Short problem: Reproduce the records below exactly, leaving out any pictures.

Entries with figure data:
_ _ _ _

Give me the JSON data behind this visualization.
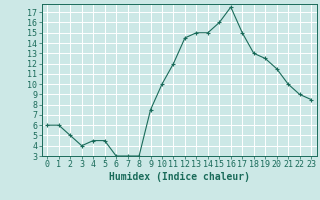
{
  "x": [
    0,
    1,
    2,
    3,
    4,
    5,
    6,
    7,
    8,
    9,
    10,
    11,
    12,
    13,
    14,
    15,
    16,
    17,
    18,
    19,
    20,
    21,
    22,
    23
  ],
  "y": [
    6,
    6,
    5,
    4,
    4.5,
    4.5,
    3,
    3,
    3,
    7.5,
    10,
    12,
    14.5,
    15,
    15,
    16,
    17.5,
    15,
    13,
    12.5,
    11.5,
    10,
    9,
    8.5
  ],
  "line_color": "#1a6b5a",
  "marker": "+",
  "marker_color": "#1a6b5a",
  "bg_color": "#cce8e6",
  "grid_color": "#ffffff",
  "tick_label_color": "#1a6b5a",
  "xlabel": "Humidex (Indice chaleur)",
  "xlim": [
    -0.5,
    23.5
  ],
  "ylim": [
    3,
    17.8
  ],
  "yticks": [
    3,
    4,
    5,
    6,
    7,
    8,
    9,
    10,
    11,
    12,
    13,
    14,
    15,
    16,
    17
  ],
  "xticks": [
    0,
    1,
    2,
    3,
    4,
    5,
    6,
    7,
    8,
    9,
    10,
    11,
    12,
    13,
    14,
    15,
    16,
    17,
    18,
    19,
    20,
    21,
    22,
    23
  ],
  "xlabel_fontsize": 7,
  "tick_fontsize": 6,
  "label_color": "#1a6b5a"
}
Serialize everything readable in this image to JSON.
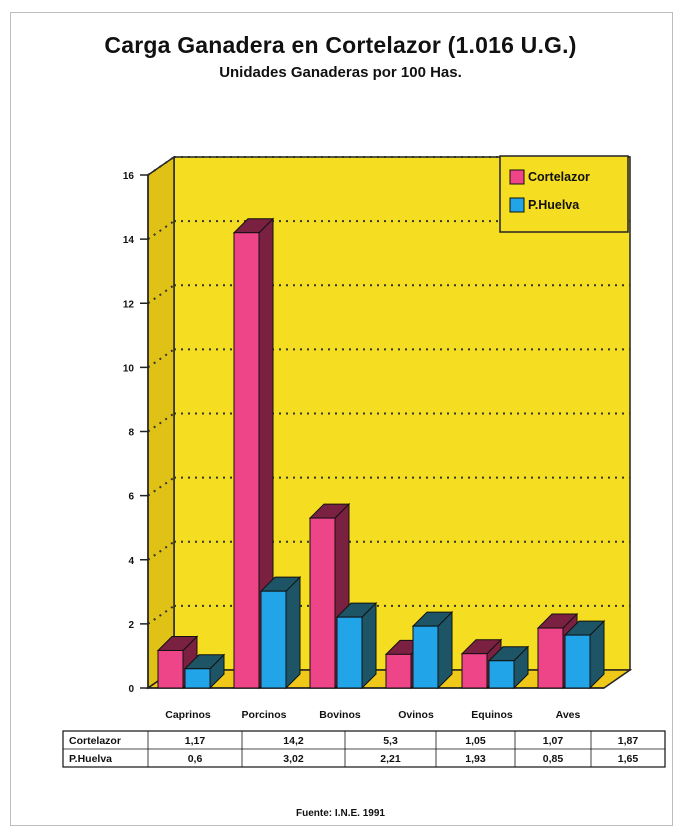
{
  "title": "Carga Ganadera en Cortelazor (1.016 U.G.)",
  "subtitle": "Unidades Ganaderas por 100 Has.",
  "source": "Fuente: I.N.E. 1991",
  "colors": {
    "plot_background": "#f5dd22",
    "cortelazor": "#ee4488",
    "cortelazor_side": "#7a2040",
    "p_huelva": "#22a4e8",
    "p_huelva_side": "#1d5566",
    "wall_left": "#e0c216",
    "floor": "#f0c81a"
  },
  "chart_data": {
    "type": "bar",
    "title": "Carga Ganadera en Cortelazor (1.016 U.G.)",
    "subtitle": "Unidades Ganaderas por 100 Has.",
    "categories": [
      "Caprinos",
      "Porcinos",
      "Bovinos",
      "Ovinos",
      "Equinos",
      "Aves"
    ],
    "series": [
      {
        "name": "Cortelazor",
        "values": [
          1.17,
          14.2,
          5.3,
          1.05,
          1.07,
          1.87
        ],
        "labels": [
          "1,17",
          "14,2",
          "5,3",
          "1,05",
          "1,07",
          "1,87"
        ]
      },
      {
        "name": "P.Huelva",
        "values": [
          0.6,
          3.02,
          2.21,
          1.93,
          0.85,
          1.65
        ],
        "labels": [
          "0,6",
          "3,02",
          "2,21",
          "1,93",
          "0,85",
          "1,65"
        ]
      }
    ],
    "ylim": [
      0,
      16
    ],
    "yticks": [
      0,
      2,
      4,
      6,
      8,
      10,
      12,
      14,
      16
    ],
    "grid": "dotted horizontal",
    "legend": "top-right",
    "style": "3d"
  }
}
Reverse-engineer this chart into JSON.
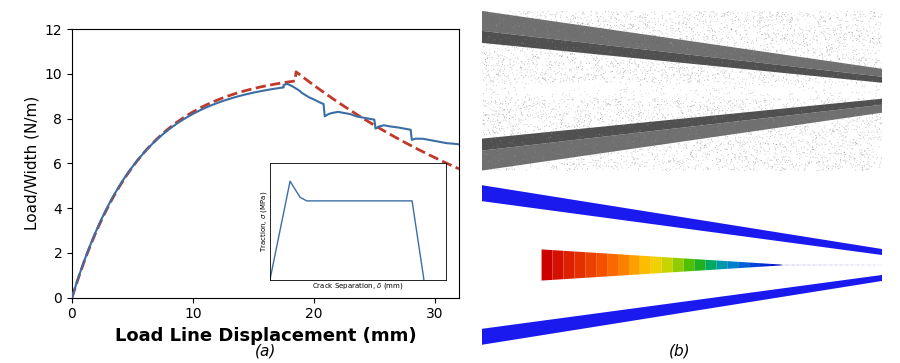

_ _ _ _

Finished task:
Give me the JSON data behind this visualization.
{
  "x": [
    0,
    1,
    2,
    3,
    4,
    5,
    6,
    7,
    8,
    9,
    10,
    11,
    12,
    13,
    14,
    15,
    16,
    17,
    18,
    19,
    20,
    21,
    22,
    23
  ],
  "y": [
    6,
    6,
    5,
    4,
    4.5,
    4.5,
    3,
    3,
    3,
    7.5,
    10,
    12,
    14.5,
    15,
    15,
    16,
    17.5,
    15,
    13,
    12.5,
    11.5,
    10,
    9,
    8.5
  ],
  "line_color": "#1a6b5a",
  "marker": "+",
  "marker_color": "#1a6b5a",
  "bg_color": "#cce8e6",
  "grid_color": "#ffffff",
  "tick_label_color": "#1a6b5a",
  "xlabel": "Humidex (Indice chaleur)",
  "xlim": [
    -0.5,
    23.5
  ],
  "ylim": [
    3,
    17.8
  ],
  "yticks": [
    3,
    4,
    5,
    6,
    7,
    8,
    9,
    10,
    11,
    12,
    13,
    14,
    15,
    16,
    17
  ],
  "xticks": [
    0,
    1,
    2,
    3,
    4,
    5,
    6,
    7,
    8,
    9,
    10,
    11,
    12,
    13,
    14,
    15,
    16,
    17,
    18,
    19,
    20,
    21,
    22,
    23
  ],
  "xlabel_fontsize": 7,
  "tick_fontsize": 6,
  "label_color": "#1a6b5a"
}
Serialize everything readable in this image to JSON.
{
  "title": "Carga Ganadera en Cortelazor (1.016 U.G.)",
  "subtitle": "Unidades Ganaderas por 100 Has.",
  "source": "Fuente: I.N.E. 1991",
  "colors": {
    "plot_background": "#f5dd22",
    "cortelazor": "#ee4488",
    "cortelazor_side": "#7a2040",
    "p_huelva": "#22a4e8",
    "p_huelva_side": "#1d5566",
    "wall_left": "#e0c216",
    "floor": "#f0c81a"
  },
  "chart_data": {
    "type": "bar",
    "title": "Carga Ganadera en Cortelazor (1.016 U.G.)",
    "subtitle": "Unidades Ganaderas por 100 Has.",
    "categories": [
      "Caprinos",
      "Porcinos",
      "Bovinos",
      "Ovinos",
      "Equinos",
      "Aves"
    ],
    "series": [
      {
        "name": "Cortelazor",
        "values": [
          1.17,
          14.2,
          5.3,
          1.05,
          1.07,
          1.87
        ],
        "labels": [
          "1,17",
          "14,2",
          "5,3",
          "1,05",
          "1,07",
          "1,87"
        ]
      },
      {
        "name": "P.Huelva",
        "values": [
          0.6,
          3.02,
          2.21,
          1.93,
          0.85,
          1.65
        ],
        "labels": [
          "0,6",
          "3,02",
          "2,21",
          "1,93",
          "0,85",
          "1,65"
        ]
      }
    ],
    "ylim": [
      0,
      16
    ],
    "yticks": [
      0,
      2,
      4,
      6,
      8,
      10,
      12,
      14,
      16
    ],
    "grid": "dotted horizontal",
    "legend": "top-right",
    "style": "3d"
  }
}
Reverse-engineer this chart into JSON.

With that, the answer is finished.